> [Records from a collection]
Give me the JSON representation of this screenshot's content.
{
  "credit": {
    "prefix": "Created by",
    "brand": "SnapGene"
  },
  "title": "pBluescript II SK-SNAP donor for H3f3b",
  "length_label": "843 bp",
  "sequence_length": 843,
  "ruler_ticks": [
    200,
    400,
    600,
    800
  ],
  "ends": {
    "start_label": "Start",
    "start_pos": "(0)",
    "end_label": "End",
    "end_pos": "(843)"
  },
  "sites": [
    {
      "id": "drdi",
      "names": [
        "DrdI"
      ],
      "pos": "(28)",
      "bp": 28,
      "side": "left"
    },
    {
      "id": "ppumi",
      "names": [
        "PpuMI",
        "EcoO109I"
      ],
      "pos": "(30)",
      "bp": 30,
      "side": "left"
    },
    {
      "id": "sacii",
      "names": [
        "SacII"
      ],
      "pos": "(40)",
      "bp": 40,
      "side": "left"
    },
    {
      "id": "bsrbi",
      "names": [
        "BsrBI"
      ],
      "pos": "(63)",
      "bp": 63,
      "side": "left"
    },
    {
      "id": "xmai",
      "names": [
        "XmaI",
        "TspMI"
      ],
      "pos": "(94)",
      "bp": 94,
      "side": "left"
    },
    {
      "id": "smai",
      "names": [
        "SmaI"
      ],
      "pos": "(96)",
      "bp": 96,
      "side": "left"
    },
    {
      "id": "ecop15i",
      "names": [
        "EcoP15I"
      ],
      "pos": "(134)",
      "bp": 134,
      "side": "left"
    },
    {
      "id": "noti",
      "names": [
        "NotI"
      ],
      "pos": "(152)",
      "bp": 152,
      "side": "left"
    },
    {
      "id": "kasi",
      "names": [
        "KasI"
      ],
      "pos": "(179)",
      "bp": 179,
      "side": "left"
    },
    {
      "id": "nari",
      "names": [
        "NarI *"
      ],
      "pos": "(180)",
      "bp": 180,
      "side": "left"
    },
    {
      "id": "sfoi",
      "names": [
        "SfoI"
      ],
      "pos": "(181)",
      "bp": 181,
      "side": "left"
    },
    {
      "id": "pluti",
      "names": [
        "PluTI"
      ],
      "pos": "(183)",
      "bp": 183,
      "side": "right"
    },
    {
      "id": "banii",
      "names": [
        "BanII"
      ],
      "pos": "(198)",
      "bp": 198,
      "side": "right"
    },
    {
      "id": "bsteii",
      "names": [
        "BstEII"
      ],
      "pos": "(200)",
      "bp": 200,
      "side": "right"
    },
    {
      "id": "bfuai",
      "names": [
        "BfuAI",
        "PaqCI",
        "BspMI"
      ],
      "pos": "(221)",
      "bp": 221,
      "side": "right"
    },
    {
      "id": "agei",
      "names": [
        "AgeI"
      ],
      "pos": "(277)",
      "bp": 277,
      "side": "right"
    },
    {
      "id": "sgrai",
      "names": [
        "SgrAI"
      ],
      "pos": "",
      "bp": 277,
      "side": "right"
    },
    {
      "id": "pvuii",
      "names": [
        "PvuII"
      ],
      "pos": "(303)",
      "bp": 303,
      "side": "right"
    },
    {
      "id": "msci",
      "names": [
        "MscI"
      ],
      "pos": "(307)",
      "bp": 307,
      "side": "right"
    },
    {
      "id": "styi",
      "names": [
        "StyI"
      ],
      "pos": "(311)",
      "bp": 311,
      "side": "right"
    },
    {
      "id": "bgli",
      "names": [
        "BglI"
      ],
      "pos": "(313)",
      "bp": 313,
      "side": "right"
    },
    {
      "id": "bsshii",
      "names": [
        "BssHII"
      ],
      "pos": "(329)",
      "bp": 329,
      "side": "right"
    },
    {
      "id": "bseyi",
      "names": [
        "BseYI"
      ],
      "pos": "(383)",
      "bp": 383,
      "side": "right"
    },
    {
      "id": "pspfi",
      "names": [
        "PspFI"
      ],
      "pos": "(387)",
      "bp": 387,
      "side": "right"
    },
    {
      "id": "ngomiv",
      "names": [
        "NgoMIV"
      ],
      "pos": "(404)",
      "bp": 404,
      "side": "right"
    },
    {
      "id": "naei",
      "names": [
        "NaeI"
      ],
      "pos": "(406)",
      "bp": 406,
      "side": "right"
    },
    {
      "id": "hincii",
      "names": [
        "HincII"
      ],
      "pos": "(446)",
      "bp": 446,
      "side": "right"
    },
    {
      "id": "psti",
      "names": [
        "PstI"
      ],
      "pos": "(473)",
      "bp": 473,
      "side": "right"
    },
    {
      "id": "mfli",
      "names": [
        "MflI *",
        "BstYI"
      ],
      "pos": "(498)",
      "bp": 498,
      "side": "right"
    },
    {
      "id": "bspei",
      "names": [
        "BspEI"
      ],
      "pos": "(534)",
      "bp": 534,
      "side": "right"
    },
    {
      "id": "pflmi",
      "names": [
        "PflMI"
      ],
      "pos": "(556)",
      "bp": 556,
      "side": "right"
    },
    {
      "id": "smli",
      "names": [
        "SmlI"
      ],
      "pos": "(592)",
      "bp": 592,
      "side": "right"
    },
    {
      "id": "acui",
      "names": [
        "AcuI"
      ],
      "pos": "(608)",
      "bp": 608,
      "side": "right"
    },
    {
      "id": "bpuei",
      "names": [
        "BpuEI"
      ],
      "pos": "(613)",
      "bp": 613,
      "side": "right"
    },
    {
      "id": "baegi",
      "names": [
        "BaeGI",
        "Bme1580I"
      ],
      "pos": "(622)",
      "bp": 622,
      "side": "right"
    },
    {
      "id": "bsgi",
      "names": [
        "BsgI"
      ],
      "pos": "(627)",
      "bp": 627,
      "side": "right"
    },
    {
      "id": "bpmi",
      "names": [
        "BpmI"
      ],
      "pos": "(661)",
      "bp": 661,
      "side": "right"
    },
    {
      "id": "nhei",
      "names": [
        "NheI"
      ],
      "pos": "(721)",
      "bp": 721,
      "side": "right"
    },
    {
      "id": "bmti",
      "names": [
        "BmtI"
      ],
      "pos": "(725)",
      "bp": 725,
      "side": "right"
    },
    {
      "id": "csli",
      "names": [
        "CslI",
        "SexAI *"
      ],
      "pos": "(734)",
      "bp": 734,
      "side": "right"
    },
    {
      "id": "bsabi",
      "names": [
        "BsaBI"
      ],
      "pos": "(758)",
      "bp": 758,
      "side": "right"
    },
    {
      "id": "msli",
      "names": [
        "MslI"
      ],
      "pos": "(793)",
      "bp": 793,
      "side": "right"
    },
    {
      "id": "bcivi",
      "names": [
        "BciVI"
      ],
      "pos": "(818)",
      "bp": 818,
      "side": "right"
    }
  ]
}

> [Task objective] Produce a verbatim transcription of the entries above.

> [Finished exercise]
Give me the JSON representation of this screenshot's content.
{
  "credit": {
    "prefix": "Created by",
    "brand": "SnapGene"
  },
  "title": "pBluescript II SK-SNAP donor for H3f3b",
  "length_label": "843 bp",
  "sequence_length": 843,
  "ruler_ticks": [
    200,
    400,
    600,
    800
  ],
  "ends": {
    "start_label": "Start",
    "start_pos": "(0)",
    "end_label": "End",
    "end_pos": "(843)"
  },
  "sites": [
    {
      "id": "drdi",
      "names": [
        "DrdI"
      ],
      "pos": "(28)",
      "bp": 28,
      "side": "left"
    },
    {
      "id": "ppumi",
      "names": [
        "PpuMI",
        "EcoO109I"
      ],
      "pos": "(30)",
      "bp": 30,
      "side": "left"
    },
    {
      "id": "sacii",
      "names": [
        "SacII"
      ],
      "pos": "(40)",
      "bp": 40,
      "side": "left"
    },
    {
      "id": "bsrbi",
      "names": [
        "BsrBI"
      ],
      "pos": "(63)",
      "bp": 63,
      "side": "left"
    },
    {
      "id": "xmai",
      "names": [
        "XmaI",
        "TspMI"
      ],
      "pos": "(94)",
      "bp": 94,
      "side": "left"
    },
    {
      "id": "smai",
      "names": [
        "SmaI"
      ],
      "pos": "(96)",
      "bp": 96,
      "side": "left"
    },
    {
      "id": "ecop15i",
      "names": [
        "EcoP15I"
      ],
      "pos": "(134)",
      "bp": 134,
      "side": "left"
    },
    {
      "id": "noti",
      "names": [
        "NotI"
      ],
      "pos": "(152)",
      "bp": 152,
      "side": "left"
    },
    {
      "id": "kasi",
      "names": [
        "KasI"
      ],
      "pos": "(179)",
      "bp": 179,
      "side": "left"
    },
    {
      "id": "nari",
      "names": [
        "NarI *"
      ],
      "pos": "(180)",
      "bp": 180,
      "side": "left"
    },
    {
      "id": "sfoi",
      "names": [
        "SfoI"
      ],
      "pos": "(181)",
      "bp": 181,
      "side": "left"
    },
    {
      "id": "pluti",
      "names": [
        "PluTI"
      ],
      "pos": "(183)",
      "bp": 183,
      "side": "right"
    },
    {
      "id": "banii",
      "names": [
        "BanII"
      ],
      "pos": "(198)",
      "bp": 198,
      "side": "right"
    },
    {
      "id": "bsteii",
      "names": [
        "BstEII"
      ],
      "pos": "(200)",
      "bp": 200,
      "side": "right"
    },
    {
      "id": "bfuai",
      "names": [
        "BfuAI",
        "PaqCI",
        "BspMI"
      ],
      "pos": "(221)",
      "bp": 221,
      "side": "right"
    },
    {
      "id": "agei",
      "names": [
        "AgeI"
      ],
      "pos": "(277)",
      "bp": 277,
      "side": "right"
    },
    {
      "id": "sgrai",
      "names": [
        "SgrAI"
      ],
      "pos": "",
      "bp": 277,
      "side": "right"
    },
    {
      "id": "pvuii",
      "names": [
        "PvuII"
      ],
      "pos": "(303)",
      "bp": 303,
      "side": "right"
    },
    {
      "id": "msci",
      "names": [
        "MscI"
      ],
      "pos": "(307)",
      "bp": 307,
      "side": "right"
    },
    {
      "id": "styi",
      "names": [
        "StyI"
      ],
      "pos": "(311)",
      "bp": 311,
      "side": "right"
    },
    {
      "id": "bgli",
      "names": [
        "BglI"
      ],
      "pos": "(313)",
      "bp": 313,
      "side": "right"
    },
    {
      "id": "bsshii",
      "names": [
        "BssHII"
      ],
      "pos": "(329)",
      "bp": 329,
      "side": "right"
    },
    {
      "id": "bseyi",
      "names": [
        "BseYI"
      ],
      "pos": "(383)",
      "bp": 383,
      "side": "right"
    },
    {
      "id": "pspfi",
      "names": [
        "PspFI"
      ],
      "pos": "(387)",
      "bp": 387,
      "side": "right"
    },
    {
      "id": "ngomiv",
      "names": [
        "NgoMIV"
      ],
      "pos": "(404)",
      "bp": 404,
      "side": "right"
    },
    {
      "id": "naei",
      "names": [
        "NaeI"
      ],
      "pos": "(406)",
      "bp": 406,
      "side": "right"
    },
    {
      "id": "hincii",
      "names": [
        "HincII"
      ],
      "pos": "(446)",
      "bp": 446,
      "side": "right"
    },
    {
      "id": "psti",
      "names": [
        "PstI"
      ],
      "pos": "(473)",
      "bp": 473,
      "side": "right"
    },
    {
      "id": "mfli",
      "names": [
        "MflI *",
        "BstYI"
      ],
      "pos": "(498)",
      "bp": 498,
      "side": "right"
    },
    {
      "id": "bspei",
      "names": [
        "BspEI"
      ],
      "pos": "(534)",
      "bp": 534,
      "side": "right"
    },
    {
      "id": "pflmi",
      "names": [
        "PflMI"
      ],
      "pos": "(556)",
      "bp": 556,
      "side": "right"
    },
    {
      "id": "smli",
      "names": [
        "SmlI"
      ],
      "pos": "(592)",
      "bp": 592,
      "side": "right"
    },
    {
      "id": "acui",
      "names": [
        "AcuI"
      ],
      "pos": "(608)",
      "bp": 608,
      "side": "right"
    },
    {
      "id": "bpuei",
      "names": [
        "BpuEI"
      ],
      "pos": "(613)",
      "bp": 613,
      "side": "right"
    },
    {
      "id": "baegi",
      "names": [
        "BaeGI",
        "Bme1580I"
      ],
      "pos": "(622)",
      "bp": 622,
      "side": "right"
    },
    {
      "id": "bsgi",
      "names": [
        "BsgI"
      ],
      "pos": "(627)",
      "bp": 627,
      "side": "right"
    },
    {
      "id": "bpmi",
      "names": [
        "BpmI"
      ],
      "pos": "(661)",
      "bp": 661,
      "side": "right"
    },
    {
      "id": "nhei",
      "names": [
        "NheI"
      ],
      "pos": "(721)",
      "bp": 721,
      "side": "right"
    },
    {
      "id": "bmti",
      "names": [
        "BmtI"
      ],
      "pos": "(725)",
      "bp": 725,
      "side": "right"
    },
    {
      "id": "csli",
      "names": [
        "CslI",
        "SexAI *"
      ],
      "pos": "(734)",
      "bp": 734,
      "side": "right"
    },
    {
      "id": "bsabi",
      "names": [
        "BsaBI"
      ],
      "pos": "(758)",
      "bp": 758,
      "side": "right"
    },
    {
      "id": "msli",
      "names": [
        "MslI"
      ],
      "pos": "(793)",
      "bp": 793,
      "side": "right"
    },
    {
      "id": "bcivi",
      "names": [
        "BciVI"
      ],
      "pos": "(818)",
      "bp": 818,
      "side": "right"
    }
  ]
}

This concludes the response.